---------- MATERIALS PROVIDED

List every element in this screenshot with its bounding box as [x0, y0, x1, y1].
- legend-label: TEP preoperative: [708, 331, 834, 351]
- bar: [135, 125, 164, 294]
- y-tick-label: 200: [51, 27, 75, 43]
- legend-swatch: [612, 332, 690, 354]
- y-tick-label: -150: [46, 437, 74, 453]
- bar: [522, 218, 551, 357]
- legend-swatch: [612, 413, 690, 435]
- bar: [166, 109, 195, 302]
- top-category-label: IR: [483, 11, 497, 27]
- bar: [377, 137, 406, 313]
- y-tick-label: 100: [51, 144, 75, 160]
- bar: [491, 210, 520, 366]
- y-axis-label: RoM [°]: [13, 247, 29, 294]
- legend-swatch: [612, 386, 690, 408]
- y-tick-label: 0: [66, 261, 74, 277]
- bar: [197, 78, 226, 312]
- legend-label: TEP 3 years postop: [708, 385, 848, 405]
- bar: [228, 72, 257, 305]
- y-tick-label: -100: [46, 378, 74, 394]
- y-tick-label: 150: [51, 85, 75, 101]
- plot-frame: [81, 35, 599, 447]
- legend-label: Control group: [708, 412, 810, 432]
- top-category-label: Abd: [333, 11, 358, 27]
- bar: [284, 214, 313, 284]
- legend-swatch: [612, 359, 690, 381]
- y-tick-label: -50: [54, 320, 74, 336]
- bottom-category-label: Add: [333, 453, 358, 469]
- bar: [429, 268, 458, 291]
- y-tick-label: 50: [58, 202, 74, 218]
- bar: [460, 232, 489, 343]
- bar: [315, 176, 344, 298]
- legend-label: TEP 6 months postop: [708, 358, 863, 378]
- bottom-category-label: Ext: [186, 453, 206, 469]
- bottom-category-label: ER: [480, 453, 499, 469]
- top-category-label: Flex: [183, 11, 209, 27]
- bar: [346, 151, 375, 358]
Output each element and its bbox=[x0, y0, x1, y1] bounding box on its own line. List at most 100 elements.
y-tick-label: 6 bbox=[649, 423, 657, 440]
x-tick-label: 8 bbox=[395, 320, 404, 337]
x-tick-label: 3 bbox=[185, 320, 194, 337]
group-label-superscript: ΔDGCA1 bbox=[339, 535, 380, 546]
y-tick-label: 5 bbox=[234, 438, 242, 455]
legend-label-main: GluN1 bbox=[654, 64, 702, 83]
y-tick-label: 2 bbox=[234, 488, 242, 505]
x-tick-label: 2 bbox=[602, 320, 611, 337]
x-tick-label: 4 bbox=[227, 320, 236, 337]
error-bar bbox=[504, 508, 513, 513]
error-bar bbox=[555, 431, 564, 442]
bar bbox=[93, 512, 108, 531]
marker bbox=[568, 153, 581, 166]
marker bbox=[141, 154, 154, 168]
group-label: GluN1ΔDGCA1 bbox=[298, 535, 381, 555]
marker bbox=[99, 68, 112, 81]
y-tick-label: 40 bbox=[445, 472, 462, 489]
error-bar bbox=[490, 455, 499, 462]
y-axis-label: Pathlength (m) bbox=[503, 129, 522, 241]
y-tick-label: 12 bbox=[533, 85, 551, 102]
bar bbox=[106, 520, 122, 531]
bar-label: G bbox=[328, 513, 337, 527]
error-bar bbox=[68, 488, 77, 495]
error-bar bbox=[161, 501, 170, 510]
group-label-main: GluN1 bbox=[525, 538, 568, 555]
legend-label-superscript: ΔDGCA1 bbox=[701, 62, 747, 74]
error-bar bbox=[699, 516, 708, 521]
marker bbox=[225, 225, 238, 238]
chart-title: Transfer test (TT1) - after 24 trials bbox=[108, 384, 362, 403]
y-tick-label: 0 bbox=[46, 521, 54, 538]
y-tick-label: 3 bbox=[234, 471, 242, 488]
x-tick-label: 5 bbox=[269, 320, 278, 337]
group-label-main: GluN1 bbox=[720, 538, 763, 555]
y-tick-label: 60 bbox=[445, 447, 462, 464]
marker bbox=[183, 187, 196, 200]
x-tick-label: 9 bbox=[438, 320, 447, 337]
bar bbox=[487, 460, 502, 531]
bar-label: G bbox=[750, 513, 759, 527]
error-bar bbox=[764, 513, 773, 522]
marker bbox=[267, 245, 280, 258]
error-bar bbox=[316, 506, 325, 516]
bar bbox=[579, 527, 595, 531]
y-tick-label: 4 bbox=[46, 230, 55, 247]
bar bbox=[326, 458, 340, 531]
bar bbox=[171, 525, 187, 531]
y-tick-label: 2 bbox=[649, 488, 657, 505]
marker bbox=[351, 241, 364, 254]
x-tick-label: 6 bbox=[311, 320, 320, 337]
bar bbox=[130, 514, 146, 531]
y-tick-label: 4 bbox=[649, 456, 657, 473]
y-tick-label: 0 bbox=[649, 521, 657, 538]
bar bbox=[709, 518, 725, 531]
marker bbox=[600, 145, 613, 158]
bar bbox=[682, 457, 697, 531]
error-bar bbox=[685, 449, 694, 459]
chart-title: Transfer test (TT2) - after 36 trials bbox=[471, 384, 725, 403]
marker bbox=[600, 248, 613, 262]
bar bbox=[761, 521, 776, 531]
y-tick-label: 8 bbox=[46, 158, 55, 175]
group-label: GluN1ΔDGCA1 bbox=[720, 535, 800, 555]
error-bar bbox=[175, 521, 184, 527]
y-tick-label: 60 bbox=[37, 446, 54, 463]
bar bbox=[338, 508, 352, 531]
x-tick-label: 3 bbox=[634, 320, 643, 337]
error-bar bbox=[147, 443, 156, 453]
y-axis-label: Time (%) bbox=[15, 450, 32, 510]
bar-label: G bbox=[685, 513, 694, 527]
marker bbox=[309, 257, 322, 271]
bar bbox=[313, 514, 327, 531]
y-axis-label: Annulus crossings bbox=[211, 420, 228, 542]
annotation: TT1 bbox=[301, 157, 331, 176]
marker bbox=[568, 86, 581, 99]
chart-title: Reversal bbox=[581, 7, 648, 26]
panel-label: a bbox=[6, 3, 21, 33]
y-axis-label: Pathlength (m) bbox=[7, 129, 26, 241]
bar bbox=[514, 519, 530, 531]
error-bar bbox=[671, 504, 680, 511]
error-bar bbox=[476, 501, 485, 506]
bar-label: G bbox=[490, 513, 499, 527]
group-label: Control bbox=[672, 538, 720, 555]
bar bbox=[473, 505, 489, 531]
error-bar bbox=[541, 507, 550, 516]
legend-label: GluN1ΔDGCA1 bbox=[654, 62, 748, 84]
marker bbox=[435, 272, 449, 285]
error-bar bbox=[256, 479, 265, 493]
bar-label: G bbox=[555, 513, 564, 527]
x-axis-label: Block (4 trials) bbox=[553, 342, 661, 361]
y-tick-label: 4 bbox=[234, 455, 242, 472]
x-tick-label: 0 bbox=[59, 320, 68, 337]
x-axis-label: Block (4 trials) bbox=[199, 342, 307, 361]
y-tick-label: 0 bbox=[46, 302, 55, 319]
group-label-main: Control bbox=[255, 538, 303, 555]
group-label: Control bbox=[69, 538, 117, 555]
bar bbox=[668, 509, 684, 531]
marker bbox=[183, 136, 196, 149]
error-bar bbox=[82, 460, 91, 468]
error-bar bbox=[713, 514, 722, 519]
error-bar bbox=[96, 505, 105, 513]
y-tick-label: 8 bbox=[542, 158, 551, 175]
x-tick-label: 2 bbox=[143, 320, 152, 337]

--------------------

> [PROBLEM]
Could you return every line of the items above verbatim, without changing anything?

> [EXERCISE RESULT]
List every element in this screenshot with its bounding box as [x0, y0, x1, y1].
- legend-label: TEP preoperative: [708, 331, 834, 351]
- bar: [135, 125, 164, 294]
- y-tick-label: 200: [51, 27, 75, 43]
- legend-swatch: [612, 332, 690, 354]
- y-tick-label: -150: [46, 437, 74, 453]
- bar: [522, 218, 551, 357]
- legend-swatch: [612, 413, 690, 435]
- bar: [166, 109, 195, 302]
- top-category-label: IR: [483, 11, 497, 27]
- bar: [377, 137, 406, 313]
- y-tick-label: 100: [51, 144, 75, 160]
- bar: [491, 210, 520, 366]
- y-axis-label: RoM [°]: [13, 247, 29, 294]
- legend-swatch: [612, 386, 690, 408]
- y-tick-label: 0: [66, 261, 74, 277]
- bar: [197, 78, 226, 312]
- legend-label: TEP 3 years postop: [708, 385, 848, 405]
- bar: [228, 72, 257, 305]
- y-tick-label: -100: [46, 378, 74, 394]
- y-tick-label: 150: [51, 85, 75, 101]
- plot-frame: [81, 35, 599, 447]
- legend-label: Control group: [708, 412, 810, 432]
- top-category-label: Abd: [333, 11, 358, 27]
- bar: [284, 214, 313, 284]
- legend-swatch: [612, 359, 690, 381]
- y-tick-label: -50: [54, 320, 74, 336]
- bottom-category-label: Add: [333, 453, 358, 469]
- bar: [429, 268, 458, 291]
- y-tick-label: 50: [58, 202, 74, 218]
- bar: [460, 232, 489, 343]
- bar: [315, 176, 344, 298]
- legend-label: TEP 6 months postop: [708, 358, 863, 378]
- bottom-category-label: Ext: [186, 453, 206, 469]
- bottom-category-label: ER: [480, 453, 499, 469]
- top-category-label: Flex: [183, 11, 209, 27]
- bar: [346, 151, 375, 358]
Output each element and its bbox=[x0, y0, x1, y1] bounding box on its own line. List at most 100 elements.
y-tick-label: 6 bbox=[649, 423, 657, 440]
x-tick-label: 8 bbox=[395, 320, 404, 337]
x-tick-label: 3 bbox=[185, 320, 194, 337]
group-label-superscript: ΔDGCA1 bbox=[339, 535, 380, 546]
y-tick-label: 5 bbox=[234, 438, 242, 455]
legend-label-main: GluN1 bbox=[654, 64, 702, 83]
y-tick-label: 2 bbox=[234, 488, 242, 505]
x-tick-label: 2 bbox=[602, 320, 611, 337]
x-tick-label: 4 bbox=[227, 320, 236, 337]
error-bar bbox=[504, 508, 513, 513]
error-bar bbox=[555, 431, 564, 442]
bar bbox=[93, 512, 108, 531]
marker bbox=[568, 153, 581, 166]
marker bbox=[141, 154, 154, 168]
group-label: GluN1ΔDGCA1 bbox=[298, 535, 381, 555]
marker bbox=[99, 68, 112, 81]
y-tick-label: 40 bbox=[445, 472, 462, 489]
error-bar bbox=[490, 455, 499, 462]
y-axis-label: Pathlength (m) bbox=[503, 129, 522, 241]
y-tick-label: 12 bbox=[533, 85, 551, 102]
bar bbox=[106, 520, 122, 531]
bar-label: G bbox=[328, 513, 337, 527]
error-bar bbox=[68, 488, 77, 495]
error-bar bbox=[161, 501, 170, 510]
group-label-main: GluN1 bbox=[525, 538, 568, 555]
legend-label-superscript: ΔDGCA1 bbox=[701, 62, 747, 74]
error-bar bbox=[699, 516, 708, 521]
marker bbox=[225, 225, 238, 238]
chart-title: Transfer test (TT1) - after 24 trials bbox=[108, 384, 362, 403]
y-tick-label: 0 bbox=[46, 521, 54, 538]
y-tick-label: 3 bbox=[234, 471, 242, 488]
x-tick-label: 5 bbox=[269, 320, 278, 337]
group-label-main: GluN1 bbox=[720, 538, 763, 555]
y-tick-label: 60 bbox=[445, 447, 462, 464]
marker bbox=[183, 187, 196, 200]
x-tick-label: 9 bbox=[438, 320, 447, 337]
bar bbox=[487, 460, 502, 531]
bar-label: G bbox=[750, 513, 759, 527]
error-bar bbox=[764, 513, 773, 522]
marker bbox=[267, 245, 280, 258]
error-bar bbox=[316, 506, 325, 516]
bar bbox=[579, 527, 595, 531]
y-tick-label: 4 bbox=[46, 230, 55, 247]
bar bbox=[326, 458, 340, 531]
bar bbox=[171, 525, 187, 531]
y-tick-label: 2 bbox=[649, 488, 657, 505]
marker bbox=[351, 241, 364, 254]
x-tick-label: 6 bbox=[311, 320, 320, 337]
bar bbox=[130, 514, 146, 531]
y-tick-label: 4 bbox=[649, 456, 657, 473]
y-tick-label: 0 bbox=[649, 521, 657, 538]
bar bbox=[709, 518, 725, 531]
marker bbox=[600, 145, 613, 158]
bar bbox=[682, 457, 697, 531]
error-bar bbox=[685, 449, 694, 459]
chart-title: Transfer test (TT2) - after 36 trials bbox=[471, 384, 725, 403]
marker bbox=[600, 248, 613, 262]
bar bbox=[761, 521, 776, 531]
y-tick-label: 8 bbox=[46, 158, 55, 175]
group-label: GluN1ΔDGCA1 bbox=[720, 535, 800, 555]
error-bar bbox=[175, 521, 184, 527]
y-tick-label: 60 bbox=[37, 446, 54, 463]
bar bbox=[338, 508, 352, 531]
x-tick-label: 3 bbox=[634, 320, 643, 337]
error-bar bbox=[147, 443, 156, 453]
y-axis-label: Time (%) bbox=[15, 450, 32, 510]
bar-label: G bbox=[685, 513, 694, 527]
marker bbox=[309, 257, 322, 271]
bar bbox=[313, 514, 327, 531]
y-axis-label: Annulus crossings bbox=[211, 420, 228, 542]
annotation: TT1 bbox=[301, 157, 331, 176]
marker bbox=[568, 86, 581, 99]
chart-title: Reversal bbox=[581, 7, 648, 26]
panel-label: a bbox=[6, 3, 21, 33]
y-axis-label: Pathlength (m) bbox=[7, 129, 26, 241]
bar bbox=[514, 519, 530, 531]
error-bar bbox=[671, 504, 680, 511]
error-bar bbox=[476, 501, 485, 506]
bar-label: G bbox=[490, 513, 499, 527]
group-label: Control bbox=[672, 538, 720, 555]
bar bbox=[473, 505, 489, 531]
error-bar bbox=[541, 507, 550, 516]
legend-label: GluN1ΔDGCA1 bbox=[654, 62, 748, 84]
marker bbox=[435, 272, 449, 285]
error-bar bbox=[256, 479, 265, 493]
bar-label: G bbox=[555, 513, 564, 527]
x-axis-label: Block (4 trials) bbox=[553, 342, 661, 361]
y-tick-label: 4 bbox=[234, 455, 242, 472]
x-tick-label: 0 bbox=[59, 320, 68, 337]
x-axis-label: Block (4 trials) bbox=[199, 342, 307, 361]
y-tick-label: 0 bbox=[46, 302, 55, 319]
group-label-main: Control bbox=[255, 538, 303, 555]
group-label: Control bbox=[69, 538, 117, 555]
bar bbox=[668, 509, 684, 531]
marker bbox=[183, 136, 196, 149]
error-bar bbox=[82, 460, 91, 468]
error-bar bbox=[713, 514, 722, 519]
error-bar bbox=[96, 505, 105, 513]
y-tick-label: 8 bbox=[542, 158, 551, 175]
x-tick-label: 2 bbox=[143, 320, 152, 337]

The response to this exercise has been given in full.